* _Textauszug_:
# # # # #
Richtig schwach wird das Aufposten inszeniert: In der Offensive kann man seine Körperlichkeit noch einigermaßen einsetzen, in der Defensive hat man kaum Möglichkeiten.
Überhaupt nicht warm wurde ich mit der Wurfmechanik, dir mir zwar taktisches Feingefühl über eine recht plump designte Anzeige suggeriert, aber letztlich nur künstliche Hektik ins Spielgefühl bringt: Was habe ich von theoretisch löblichen Faktoren für Müdigkeit oder Positionstyp (frei, gedeckt, stark gedeckt) unter meinem Spieler, wenn ich für einen erfolgreichen Wurf nur schnell den Knopf loslassen muss? Im Vergleich zu NBA 2K15 fühlen sich die Würfe hier alle extrem verfrüht an, weil man quasi kurz nach der Aktivierung schon den Finger runter nehmen muss. So hat man auch gar keine Zeit  – das löst NBA 2K15 wesentlich besser und intuitiver!

Immerhin: In der Karriere wurde das Feedbacksystem verbessert.
# # # # #
* _Aufgabe 1_: Schreiben Sie aus dem Textauszug alles von „Überhaupt nicht warm“ bis hinunter zu „das Feedbacksystem verbessert.“ wortgetreu ab.
* _Aufgabe 2_: Entscheiden Sie für jede Aussage, ob sie mit dem Textauszug übereinstimmt, und belegen Sie Ihr Ja oder Nein mit den ausschlaggebenden Worten des Textauszugs im genauen Wortlaut. (a) In der Karriere wurde das Feedbacksystem verbessert. (b) Beim Aufposten hat man in der Defensive viele Möglichkeiten. (c) Im Vergleich zu NBA 2K15 fühlen sich die Würfe verspätet an.
Die Einträge spielen hierbei keine Rolle.
# # # # #
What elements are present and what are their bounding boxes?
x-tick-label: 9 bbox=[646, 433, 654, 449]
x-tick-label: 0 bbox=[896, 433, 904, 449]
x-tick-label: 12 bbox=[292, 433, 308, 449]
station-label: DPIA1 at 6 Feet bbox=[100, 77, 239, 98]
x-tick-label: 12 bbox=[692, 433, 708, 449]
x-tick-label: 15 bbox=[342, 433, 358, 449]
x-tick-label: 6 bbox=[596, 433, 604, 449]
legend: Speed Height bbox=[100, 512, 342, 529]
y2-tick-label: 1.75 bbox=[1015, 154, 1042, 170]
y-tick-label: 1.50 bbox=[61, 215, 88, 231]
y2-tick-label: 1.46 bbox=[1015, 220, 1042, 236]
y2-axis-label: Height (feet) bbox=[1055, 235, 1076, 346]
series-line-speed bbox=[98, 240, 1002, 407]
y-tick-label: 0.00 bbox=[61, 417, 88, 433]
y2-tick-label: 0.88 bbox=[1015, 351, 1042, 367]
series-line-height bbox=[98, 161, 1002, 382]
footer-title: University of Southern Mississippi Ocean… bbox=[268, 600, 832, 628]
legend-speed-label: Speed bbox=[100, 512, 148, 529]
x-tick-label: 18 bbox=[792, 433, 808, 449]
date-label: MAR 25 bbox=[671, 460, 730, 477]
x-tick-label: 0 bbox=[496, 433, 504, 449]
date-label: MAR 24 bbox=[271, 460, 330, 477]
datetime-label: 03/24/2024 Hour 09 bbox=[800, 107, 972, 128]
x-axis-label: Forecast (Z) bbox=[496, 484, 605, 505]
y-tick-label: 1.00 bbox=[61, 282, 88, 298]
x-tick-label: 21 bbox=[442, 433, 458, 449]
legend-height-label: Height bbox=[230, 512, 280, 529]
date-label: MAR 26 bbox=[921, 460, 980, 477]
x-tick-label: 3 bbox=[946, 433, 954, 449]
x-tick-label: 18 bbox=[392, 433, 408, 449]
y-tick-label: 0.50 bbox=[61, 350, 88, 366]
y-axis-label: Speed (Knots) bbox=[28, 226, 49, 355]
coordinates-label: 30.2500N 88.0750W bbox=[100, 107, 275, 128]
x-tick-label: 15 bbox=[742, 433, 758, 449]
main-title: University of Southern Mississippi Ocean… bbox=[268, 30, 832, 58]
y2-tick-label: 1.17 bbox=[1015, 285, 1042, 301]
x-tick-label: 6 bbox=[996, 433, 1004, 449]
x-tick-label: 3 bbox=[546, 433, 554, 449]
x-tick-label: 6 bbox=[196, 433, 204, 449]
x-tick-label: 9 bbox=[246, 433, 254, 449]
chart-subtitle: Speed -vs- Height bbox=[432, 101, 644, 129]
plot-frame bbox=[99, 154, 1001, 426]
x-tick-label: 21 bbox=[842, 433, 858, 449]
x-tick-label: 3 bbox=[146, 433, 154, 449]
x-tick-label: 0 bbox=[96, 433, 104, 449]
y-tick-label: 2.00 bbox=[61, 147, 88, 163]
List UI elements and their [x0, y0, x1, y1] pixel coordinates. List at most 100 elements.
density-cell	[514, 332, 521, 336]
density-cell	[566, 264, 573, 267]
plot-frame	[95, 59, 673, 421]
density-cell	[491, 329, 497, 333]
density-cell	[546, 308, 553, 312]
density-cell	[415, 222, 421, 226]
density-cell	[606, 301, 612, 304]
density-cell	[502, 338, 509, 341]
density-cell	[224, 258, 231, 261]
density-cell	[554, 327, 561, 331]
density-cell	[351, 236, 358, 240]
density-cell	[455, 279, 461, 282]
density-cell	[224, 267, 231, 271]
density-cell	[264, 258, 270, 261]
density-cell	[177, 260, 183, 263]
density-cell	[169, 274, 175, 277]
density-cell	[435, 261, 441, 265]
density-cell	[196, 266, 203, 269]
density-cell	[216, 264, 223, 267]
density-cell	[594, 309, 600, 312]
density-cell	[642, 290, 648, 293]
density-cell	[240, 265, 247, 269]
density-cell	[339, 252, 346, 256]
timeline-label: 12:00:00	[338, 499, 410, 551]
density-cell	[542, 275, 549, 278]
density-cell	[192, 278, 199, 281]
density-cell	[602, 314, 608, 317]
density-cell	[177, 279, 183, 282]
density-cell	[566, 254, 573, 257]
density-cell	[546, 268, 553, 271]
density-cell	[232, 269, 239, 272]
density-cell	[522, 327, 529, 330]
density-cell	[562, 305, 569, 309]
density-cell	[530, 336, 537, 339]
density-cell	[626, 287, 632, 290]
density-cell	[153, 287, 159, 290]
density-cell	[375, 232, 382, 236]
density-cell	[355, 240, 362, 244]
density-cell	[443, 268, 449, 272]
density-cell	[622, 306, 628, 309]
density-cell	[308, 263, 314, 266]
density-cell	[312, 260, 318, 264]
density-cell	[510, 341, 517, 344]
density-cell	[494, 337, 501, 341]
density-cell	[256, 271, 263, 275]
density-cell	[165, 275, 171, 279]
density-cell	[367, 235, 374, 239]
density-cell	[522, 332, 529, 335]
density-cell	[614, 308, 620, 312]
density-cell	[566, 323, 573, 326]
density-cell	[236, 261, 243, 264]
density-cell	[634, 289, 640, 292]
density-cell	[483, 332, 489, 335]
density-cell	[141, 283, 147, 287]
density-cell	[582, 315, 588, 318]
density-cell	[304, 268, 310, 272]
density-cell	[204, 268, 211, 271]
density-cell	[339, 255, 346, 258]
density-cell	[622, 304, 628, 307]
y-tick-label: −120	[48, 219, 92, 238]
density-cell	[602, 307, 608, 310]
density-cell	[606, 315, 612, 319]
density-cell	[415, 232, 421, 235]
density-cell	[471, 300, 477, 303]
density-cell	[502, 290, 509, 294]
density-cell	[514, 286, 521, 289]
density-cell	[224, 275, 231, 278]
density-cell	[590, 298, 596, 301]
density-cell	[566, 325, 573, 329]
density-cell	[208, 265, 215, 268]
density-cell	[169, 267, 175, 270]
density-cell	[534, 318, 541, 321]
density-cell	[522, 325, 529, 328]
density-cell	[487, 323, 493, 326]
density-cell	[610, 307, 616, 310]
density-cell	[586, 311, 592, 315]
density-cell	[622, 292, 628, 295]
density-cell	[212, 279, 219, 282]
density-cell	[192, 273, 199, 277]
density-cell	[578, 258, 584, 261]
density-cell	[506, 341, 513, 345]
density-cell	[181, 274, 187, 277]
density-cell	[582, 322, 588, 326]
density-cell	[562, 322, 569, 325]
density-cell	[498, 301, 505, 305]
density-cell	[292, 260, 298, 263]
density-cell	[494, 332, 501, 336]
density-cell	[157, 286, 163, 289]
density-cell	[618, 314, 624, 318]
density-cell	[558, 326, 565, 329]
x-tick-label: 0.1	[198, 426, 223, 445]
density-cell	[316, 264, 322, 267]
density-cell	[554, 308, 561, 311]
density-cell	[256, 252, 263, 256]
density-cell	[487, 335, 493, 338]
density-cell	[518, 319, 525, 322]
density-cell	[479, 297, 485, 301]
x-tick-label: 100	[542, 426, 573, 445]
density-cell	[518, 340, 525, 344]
# # # # #
* _Ergebnis 1_:
Überhaupt nicht warm wurde ich mit der Wurfmechanik, dir mir zwar taktisches Feingefühl über eine recht plump designte Anzeige suggeriert, aber letztlich nur künstliche Hektik ins Spielgefühl bringt: Was habe ich von theoretisch löblichen Faktoren für Müdigkeit oder Positionstyp (frei, gedeckt, stark gedeckt) unter meinem Spieler, wenn ich für einen erfolgreichen Wurf nur schnell den Knopf loslassen muss? Im Vergleich zu NBA 2K15 fühlen sich die Würfe hier alle extrem verfrüht an, weil man quasi kurz nach der Aktivierung schon den Finger runter nehmen muss. So hat man auch gar keine Zeit  – das löst NBA 2K15 wesentlich besser und intuitiver!

Immerhin: In der Karriere wurde das Feedbacksystem verbessert.

* _Ergebnis 2_:
(a) Ja: „In der Karriere wurde das Feedbacksystem verbessert.“
(b) Nein: „in der Defensive hat man kaum Möglichkeiten“
(c) Nein: „Im Vergleich zu NBA 2K15 fühlen sich die Würfe hier alle extrem verfrüht an“